→ **TASK DESCRIPTION**:
Would you pull out every line of the material that contains the string "activités"?

[Stored entries]
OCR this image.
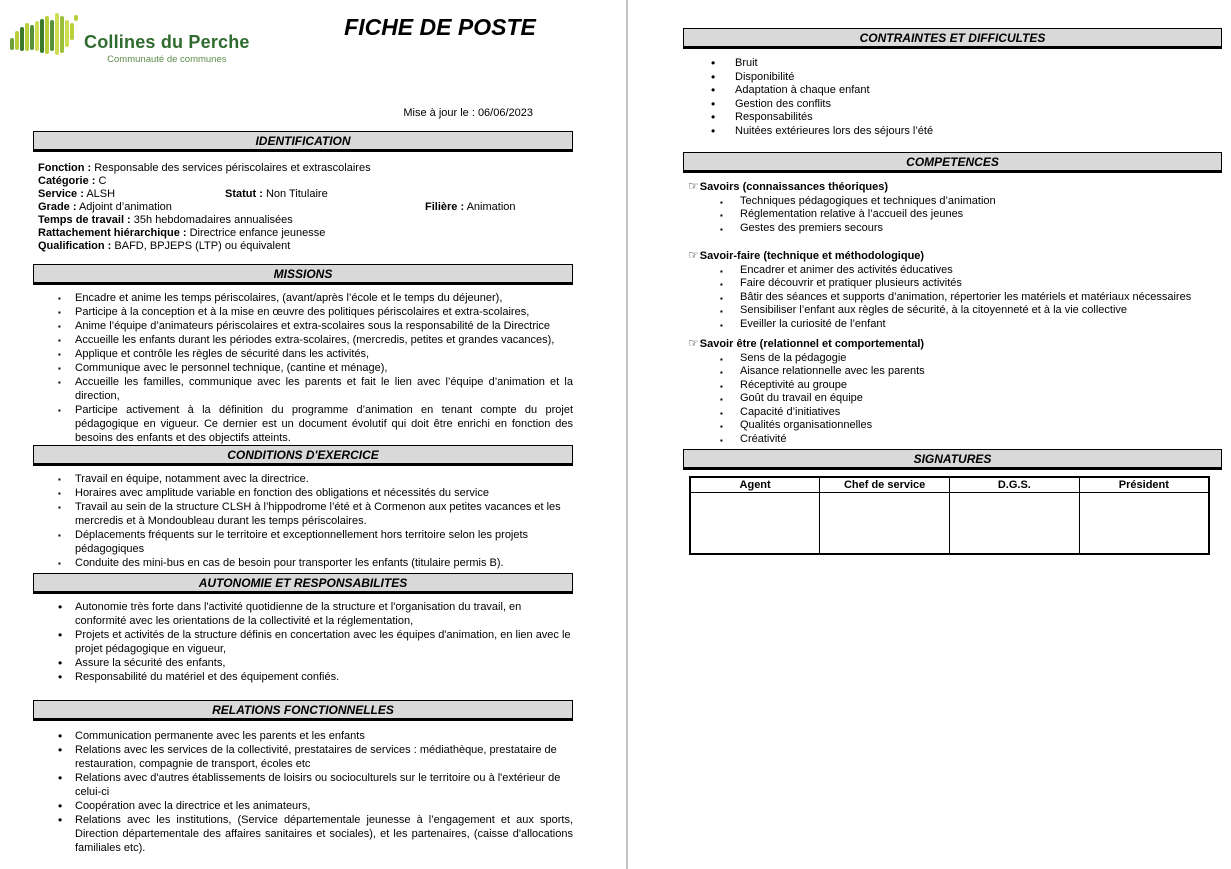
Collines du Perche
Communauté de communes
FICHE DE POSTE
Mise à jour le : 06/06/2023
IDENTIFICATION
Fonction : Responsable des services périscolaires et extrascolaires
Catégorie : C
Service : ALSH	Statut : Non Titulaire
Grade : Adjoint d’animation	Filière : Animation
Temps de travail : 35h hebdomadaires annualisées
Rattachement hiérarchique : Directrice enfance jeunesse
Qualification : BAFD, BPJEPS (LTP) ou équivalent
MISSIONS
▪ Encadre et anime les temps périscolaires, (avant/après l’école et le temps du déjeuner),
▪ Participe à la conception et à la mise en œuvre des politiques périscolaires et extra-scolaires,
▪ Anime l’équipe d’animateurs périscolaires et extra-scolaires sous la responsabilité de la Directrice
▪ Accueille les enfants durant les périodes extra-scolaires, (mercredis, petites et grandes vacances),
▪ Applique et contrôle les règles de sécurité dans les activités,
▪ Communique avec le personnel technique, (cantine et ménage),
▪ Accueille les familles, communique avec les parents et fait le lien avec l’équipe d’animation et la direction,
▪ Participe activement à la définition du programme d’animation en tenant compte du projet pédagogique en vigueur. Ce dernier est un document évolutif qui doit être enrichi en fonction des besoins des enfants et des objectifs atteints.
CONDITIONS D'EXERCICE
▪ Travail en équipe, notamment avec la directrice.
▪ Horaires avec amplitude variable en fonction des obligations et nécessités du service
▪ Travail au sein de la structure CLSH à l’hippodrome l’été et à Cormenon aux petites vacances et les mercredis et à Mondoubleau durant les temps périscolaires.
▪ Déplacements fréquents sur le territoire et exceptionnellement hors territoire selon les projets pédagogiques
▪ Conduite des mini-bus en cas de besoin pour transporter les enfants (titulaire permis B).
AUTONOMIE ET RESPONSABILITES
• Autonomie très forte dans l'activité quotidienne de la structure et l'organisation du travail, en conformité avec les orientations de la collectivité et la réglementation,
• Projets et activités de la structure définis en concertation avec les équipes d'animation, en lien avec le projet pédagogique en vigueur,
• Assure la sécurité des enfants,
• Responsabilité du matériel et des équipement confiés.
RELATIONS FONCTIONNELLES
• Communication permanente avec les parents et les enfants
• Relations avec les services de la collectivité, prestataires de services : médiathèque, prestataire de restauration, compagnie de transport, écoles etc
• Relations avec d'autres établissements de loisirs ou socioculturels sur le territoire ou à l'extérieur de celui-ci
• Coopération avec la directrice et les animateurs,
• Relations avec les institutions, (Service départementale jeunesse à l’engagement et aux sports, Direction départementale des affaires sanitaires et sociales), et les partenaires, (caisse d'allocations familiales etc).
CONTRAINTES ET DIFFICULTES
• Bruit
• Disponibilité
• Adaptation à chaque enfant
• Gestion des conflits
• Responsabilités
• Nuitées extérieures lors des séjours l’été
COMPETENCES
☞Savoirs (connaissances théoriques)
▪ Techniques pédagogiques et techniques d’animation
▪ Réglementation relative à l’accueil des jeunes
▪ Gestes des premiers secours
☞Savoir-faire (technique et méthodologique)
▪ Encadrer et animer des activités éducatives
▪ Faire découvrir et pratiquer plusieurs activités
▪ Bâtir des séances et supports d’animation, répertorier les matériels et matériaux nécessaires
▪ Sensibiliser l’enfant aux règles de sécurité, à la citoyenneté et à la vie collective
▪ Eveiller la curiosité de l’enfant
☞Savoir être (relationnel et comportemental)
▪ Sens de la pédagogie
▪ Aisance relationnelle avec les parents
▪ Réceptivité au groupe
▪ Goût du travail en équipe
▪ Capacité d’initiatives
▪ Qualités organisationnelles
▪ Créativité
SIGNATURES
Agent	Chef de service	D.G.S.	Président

→ **SOLUTION**:
▪ Applique et contrôle les règles de sécurité dans les activités,
• Projets et activités de la structure définis en concertation avec les équipes d'animation, en lien avec le projet pédagogique en vigueur,
▪ Encadrer et animer des activités éducatives
▪ Faire découvrir et pratiquer plusieurs activités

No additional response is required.